** start Recorded information **

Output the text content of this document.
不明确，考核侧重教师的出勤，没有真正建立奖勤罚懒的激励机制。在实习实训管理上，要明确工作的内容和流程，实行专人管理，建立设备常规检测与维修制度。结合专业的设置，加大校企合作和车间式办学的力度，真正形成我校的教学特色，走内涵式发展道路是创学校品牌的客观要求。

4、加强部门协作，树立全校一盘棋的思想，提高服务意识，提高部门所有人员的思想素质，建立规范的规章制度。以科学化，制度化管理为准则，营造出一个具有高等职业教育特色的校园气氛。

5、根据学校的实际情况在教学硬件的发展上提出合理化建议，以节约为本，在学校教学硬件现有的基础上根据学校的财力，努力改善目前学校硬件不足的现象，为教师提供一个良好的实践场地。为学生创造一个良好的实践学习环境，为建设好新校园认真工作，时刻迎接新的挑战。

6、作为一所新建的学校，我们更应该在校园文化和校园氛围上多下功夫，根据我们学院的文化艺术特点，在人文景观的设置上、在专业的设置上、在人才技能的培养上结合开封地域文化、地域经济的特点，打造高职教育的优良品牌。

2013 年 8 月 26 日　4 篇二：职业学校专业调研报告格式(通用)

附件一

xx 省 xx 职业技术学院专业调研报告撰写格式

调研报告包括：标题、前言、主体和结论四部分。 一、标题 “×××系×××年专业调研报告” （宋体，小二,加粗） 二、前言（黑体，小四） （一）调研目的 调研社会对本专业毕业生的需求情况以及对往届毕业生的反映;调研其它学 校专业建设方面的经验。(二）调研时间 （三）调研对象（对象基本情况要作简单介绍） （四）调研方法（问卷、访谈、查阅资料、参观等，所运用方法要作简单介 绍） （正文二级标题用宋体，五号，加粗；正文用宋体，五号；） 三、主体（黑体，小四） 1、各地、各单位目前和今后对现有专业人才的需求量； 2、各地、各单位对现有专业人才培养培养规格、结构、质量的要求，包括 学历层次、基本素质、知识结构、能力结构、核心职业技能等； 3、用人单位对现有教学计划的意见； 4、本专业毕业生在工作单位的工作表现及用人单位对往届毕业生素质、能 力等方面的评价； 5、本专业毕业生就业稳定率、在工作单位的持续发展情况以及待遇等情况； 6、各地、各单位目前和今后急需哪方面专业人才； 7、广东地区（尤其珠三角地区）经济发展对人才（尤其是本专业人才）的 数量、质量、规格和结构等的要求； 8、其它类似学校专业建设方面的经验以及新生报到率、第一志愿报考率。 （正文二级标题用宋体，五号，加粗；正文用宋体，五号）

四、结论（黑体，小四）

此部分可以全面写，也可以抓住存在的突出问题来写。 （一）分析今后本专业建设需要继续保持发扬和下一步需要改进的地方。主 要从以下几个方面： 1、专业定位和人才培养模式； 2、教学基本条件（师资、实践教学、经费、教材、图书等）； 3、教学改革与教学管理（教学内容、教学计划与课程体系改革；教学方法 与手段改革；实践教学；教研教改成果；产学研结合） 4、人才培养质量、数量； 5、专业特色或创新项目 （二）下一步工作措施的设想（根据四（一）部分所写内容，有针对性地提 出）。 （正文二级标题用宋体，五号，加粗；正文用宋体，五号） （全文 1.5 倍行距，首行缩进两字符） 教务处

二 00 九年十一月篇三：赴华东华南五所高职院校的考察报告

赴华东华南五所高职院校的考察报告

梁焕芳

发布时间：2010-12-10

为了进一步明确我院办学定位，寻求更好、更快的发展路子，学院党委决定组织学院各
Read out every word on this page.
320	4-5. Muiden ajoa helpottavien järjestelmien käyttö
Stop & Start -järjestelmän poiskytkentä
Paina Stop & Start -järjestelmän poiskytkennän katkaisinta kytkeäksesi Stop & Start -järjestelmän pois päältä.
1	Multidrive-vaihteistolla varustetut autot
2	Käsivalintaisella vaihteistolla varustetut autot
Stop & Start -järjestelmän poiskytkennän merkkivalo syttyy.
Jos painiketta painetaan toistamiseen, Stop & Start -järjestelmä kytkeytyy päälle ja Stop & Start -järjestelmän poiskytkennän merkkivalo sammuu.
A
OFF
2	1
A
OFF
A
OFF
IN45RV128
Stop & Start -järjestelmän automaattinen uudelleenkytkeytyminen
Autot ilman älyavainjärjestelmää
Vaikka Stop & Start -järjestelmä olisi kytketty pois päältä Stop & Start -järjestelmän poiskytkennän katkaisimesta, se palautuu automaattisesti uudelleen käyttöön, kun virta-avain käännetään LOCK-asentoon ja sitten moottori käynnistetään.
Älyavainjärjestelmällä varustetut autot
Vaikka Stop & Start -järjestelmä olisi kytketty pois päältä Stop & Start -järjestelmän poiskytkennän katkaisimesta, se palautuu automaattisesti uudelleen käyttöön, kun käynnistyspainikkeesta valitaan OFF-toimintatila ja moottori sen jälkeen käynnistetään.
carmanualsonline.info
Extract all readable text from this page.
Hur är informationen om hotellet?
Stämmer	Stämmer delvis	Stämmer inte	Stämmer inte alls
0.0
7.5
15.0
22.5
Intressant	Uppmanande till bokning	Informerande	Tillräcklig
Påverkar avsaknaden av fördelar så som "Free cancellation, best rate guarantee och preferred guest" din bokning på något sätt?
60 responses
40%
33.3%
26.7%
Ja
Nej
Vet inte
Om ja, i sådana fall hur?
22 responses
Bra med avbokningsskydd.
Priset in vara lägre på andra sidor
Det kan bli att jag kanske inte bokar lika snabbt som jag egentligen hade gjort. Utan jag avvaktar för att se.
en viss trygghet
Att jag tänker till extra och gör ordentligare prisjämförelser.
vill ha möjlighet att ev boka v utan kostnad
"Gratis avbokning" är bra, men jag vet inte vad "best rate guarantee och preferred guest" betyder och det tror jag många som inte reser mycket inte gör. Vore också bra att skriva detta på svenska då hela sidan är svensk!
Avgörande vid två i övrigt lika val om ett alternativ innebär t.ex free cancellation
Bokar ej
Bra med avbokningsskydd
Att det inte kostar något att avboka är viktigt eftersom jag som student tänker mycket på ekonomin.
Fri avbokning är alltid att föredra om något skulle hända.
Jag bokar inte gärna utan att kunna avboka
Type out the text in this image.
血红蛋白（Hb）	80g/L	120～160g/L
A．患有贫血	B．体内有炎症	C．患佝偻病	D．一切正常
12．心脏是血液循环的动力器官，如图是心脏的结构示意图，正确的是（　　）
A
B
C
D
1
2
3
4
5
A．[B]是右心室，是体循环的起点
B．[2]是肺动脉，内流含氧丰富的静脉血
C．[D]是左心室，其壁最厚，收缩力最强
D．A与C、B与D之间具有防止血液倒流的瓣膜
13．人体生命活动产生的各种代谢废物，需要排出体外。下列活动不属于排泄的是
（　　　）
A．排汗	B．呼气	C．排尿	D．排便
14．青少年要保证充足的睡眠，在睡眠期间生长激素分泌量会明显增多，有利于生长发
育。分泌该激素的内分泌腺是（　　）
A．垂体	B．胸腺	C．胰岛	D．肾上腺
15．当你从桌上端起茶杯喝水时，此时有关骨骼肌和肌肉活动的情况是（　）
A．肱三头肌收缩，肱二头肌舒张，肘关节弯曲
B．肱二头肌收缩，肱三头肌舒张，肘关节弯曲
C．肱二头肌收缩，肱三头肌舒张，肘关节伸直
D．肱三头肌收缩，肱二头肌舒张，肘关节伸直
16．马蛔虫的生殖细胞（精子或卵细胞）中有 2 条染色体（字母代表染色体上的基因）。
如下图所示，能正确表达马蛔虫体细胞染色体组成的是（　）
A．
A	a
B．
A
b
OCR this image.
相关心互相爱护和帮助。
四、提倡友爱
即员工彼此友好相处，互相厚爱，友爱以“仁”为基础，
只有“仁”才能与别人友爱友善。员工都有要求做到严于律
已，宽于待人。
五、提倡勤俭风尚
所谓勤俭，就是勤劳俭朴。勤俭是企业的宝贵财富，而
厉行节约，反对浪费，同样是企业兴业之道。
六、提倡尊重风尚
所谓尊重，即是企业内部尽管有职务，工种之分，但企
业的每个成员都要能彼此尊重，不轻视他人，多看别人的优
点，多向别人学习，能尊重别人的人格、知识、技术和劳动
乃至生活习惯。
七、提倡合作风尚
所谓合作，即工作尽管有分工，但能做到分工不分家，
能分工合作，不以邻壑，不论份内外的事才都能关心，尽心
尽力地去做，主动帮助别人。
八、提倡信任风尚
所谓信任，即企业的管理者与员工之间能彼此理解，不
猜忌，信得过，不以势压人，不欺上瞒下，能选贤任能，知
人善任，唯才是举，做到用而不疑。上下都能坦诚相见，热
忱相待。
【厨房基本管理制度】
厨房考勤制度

** end Recorded information **

-- Aim of the exercise --
Reproduce the lines from the one containing "OCR this image." to the end of the entries, keeping both ends and adding nothing.

-- Exercise result --
OCR this image.
相关心互相爱护和帮助。
四、提倡友爱
即员工彼此友好相处，互相厚爱，友爱以“仁”为基础，
只有“仁”才能与别人友爱友善。员工都有要求做到严于律
已，宽于待人。
五、提倡勤俭风尚
所谓勤俭，就是勤劳俭朴。勤俭是企业的宝贵财富，而
厉行节约，反对浪费，同样是企业兴业之道。
六、提倡尊重风尚
所谓尊重，即是企业内部尽管有职务，工种之分，但企
业的每个成员都要能彼此尊重，不轻视他人，多看别人的优
点，多向别人学习，能尊重别人的人格、知识、技术和劳动
乃至生活习惯。
七、提倡合作风尚
所谓合作，即工作尽管有分工，但能做到分工不分家，
能分工合作，不以邻壑，不论份内外的事才都能关心，尽心
尽力地去做，主动帮助别人。
八、提倡信任风尚
所谓信任，即企业的管理者与员工之间能彼此理解，不
猜忌，信得过，不以势压人，不欺上瞒下，能选贤任能，知
人善任，唯才是举，做到用而不疑。上下都能坦诚相见，热
忱相待。
【厨房基本管理制度】
厨房考勤制度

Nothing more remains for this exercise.